(INSTRUCTIONS TO FOLLOW) Answer with a single number: how many lines in the listing below include "this"?

Structured figure records
____

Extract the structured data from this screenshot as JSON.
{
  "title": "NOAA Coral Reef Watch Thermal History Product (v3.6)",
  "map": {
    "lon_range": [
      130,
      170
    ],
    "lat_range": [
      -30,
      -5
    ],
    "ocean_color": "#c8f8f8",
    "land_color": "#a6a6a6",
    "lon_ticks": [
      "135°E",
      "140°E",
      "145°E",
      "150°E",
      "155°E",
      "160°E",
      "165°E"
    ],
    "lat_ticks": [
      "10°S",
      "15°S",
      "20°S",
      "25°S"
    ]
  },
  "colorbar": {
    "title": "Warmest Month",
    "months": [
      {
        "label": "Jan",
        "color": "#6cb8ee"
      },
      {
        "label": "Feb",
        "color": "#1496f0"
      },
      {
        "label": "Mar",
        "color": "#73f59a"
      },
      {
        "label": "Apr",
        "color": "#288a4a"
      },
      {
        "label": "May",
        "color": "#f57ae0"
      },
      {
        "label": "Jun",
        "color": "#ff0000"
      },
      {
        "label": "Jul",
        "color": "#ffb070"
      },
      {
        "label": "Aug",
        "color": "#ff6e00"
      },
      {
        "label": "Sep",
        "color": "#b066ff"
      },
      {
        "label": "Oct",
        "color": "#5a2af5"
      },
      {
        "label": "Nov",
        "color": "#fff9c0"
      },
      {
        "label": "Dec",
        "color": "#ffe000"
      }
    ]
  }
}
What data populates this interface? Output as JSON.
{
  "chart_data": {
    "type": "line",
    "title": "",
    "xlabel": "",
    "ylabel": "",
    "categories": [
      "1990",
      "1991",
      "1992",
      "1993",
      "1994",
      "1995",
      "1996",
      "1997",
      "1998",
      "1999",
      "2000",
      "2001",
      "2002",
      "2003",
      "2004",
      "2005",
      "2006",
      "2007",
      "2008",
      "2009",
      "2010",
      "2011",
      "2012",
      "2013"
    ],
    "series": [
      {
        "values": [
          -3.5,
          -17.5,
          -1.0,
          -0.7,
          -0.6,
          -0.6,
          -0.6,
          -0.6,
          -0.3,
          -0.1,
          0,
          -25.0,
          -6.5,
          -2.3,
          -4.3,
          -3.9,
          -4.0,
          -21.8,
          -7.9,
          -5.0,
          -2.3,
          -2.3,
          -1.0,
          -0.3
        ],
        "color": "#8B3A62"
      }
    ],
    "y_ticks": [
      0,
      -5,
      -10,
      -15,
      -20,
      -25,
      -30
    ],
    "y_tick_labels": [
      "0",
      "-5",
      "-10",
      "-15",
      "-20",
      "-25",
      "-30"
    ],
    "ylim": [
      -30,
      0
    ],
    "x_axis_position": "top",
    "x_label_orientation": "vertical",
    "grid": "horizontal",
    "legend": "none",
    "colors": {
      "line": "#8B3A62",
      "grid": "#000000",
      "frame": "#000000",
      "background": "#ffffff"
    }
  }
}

____

(SOLUTION) 2